== Short task ==
Gather all lines in the data that hold the string "screenshot".

==============================

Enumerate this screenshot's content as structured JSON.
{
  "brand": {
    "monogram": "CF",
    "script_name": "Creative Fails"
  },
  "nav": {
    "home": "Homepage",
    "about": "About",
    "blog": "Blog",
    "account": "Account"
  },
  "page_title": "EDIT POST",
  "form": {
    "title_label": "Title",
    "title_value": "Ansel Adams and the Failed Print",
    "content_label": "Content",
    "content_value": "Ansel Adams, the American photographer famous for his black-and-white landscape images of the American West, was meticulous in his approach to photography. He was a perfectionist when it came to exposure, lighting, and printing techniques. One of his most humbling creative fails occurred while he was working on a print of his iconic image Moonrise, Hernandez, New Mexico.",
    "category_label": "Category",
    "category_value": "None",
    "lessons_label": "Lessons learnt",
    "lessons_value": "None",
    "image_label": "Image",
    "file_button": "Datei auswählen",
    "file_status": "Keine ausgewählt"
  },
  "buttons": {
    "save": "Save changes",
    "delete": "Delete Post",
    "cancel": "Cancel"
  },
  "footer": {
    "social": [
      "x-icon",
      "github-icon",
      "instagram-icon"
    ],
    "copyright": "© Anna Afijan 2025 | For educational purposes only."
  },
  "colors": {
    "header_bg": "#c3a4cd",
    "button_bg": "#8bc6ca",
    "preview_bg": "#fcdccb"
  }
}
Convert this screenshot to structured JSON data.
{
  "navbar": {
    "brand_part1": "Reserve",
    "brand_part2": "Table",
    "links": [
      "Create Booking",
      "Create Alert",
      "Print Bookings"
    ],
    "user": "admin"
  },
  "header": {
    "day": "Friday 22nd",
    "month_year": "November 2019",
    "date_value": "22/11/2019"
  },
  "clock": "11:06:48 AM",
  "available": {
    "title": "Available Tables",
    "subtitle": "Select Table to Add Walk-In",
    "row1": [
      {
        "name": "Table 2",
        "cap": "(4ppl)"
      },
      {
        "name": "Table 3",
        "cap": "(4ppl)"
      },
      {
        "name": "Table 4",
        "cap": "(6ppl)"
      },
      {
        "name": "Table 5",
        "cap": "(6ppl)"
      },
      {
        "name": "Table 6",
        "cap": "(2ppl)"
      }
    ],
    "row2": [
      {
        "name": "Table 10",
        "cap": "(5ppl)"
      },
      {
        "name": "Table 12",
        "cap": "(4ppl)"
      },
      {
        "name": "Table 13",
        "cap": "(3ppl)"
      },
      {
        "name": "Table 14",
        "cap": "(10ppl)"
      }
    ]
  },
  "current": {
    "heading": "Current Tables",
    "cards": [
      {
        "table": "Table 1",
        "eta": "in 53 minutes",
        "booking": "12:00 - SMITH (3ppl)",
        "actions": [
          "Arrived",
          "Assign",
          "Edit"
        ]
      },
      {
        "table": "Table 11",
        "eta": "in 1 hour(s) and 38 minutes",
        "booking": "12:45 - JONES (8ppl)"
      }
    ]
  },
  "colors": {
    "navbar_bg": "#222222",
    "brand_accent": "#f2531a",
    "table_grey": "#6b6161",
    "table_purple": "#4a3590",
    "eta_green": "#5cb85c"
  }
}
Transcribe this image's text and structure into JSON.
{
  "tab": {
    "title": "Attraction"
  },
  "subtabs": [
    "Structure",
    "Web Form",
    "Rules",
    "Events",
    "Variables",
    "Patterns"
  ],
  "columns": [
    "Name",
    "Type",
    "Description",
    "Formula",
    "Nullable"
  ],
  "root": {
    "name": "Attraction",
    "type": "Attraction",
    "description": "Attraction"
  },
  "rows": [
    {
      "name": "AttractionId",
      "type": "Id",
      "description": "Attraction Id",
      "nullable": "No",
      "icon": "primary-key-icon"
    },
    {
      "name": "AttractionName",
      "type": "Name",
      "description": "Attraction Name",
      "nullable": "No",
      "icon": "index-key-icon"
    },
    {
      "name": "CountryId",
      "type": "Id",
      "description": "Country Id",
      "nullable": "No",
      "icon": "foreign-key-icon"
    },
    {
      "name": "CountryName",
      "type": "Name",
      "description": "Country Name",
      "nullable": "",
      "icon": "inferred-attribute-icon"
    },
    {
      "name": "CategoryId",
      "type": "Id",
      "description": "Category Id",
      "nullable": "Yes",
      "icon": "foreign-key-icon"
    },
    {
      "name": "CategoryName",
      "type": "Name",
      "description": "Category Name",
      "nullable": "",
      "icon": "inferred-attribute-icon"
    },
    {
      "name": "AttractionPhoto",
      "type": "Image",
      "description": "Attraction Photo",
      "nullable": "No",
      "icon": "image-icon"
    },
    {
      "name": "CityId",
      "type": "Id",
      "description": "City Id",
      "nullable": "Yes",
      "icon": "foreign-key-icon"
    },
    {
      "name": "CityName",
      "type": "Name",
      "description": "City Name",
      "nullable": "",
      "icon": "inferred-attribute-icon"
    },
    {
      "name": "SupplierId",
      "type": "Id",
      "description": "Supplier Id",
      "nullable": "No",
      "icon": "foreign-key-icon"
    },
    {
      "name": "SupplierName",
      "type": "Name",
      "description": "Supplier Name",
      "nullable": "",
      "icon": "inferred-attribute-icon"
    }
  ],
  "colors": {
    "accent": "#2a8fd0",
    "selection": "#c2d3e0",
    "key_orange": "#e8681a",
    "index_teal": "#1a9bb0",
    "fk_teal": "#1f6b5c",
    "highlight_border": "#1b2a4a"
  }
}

==============================

== Task result ==
Enumerate this screenshot's content as structured JSON.
Convert this screenshot to structured JSON data.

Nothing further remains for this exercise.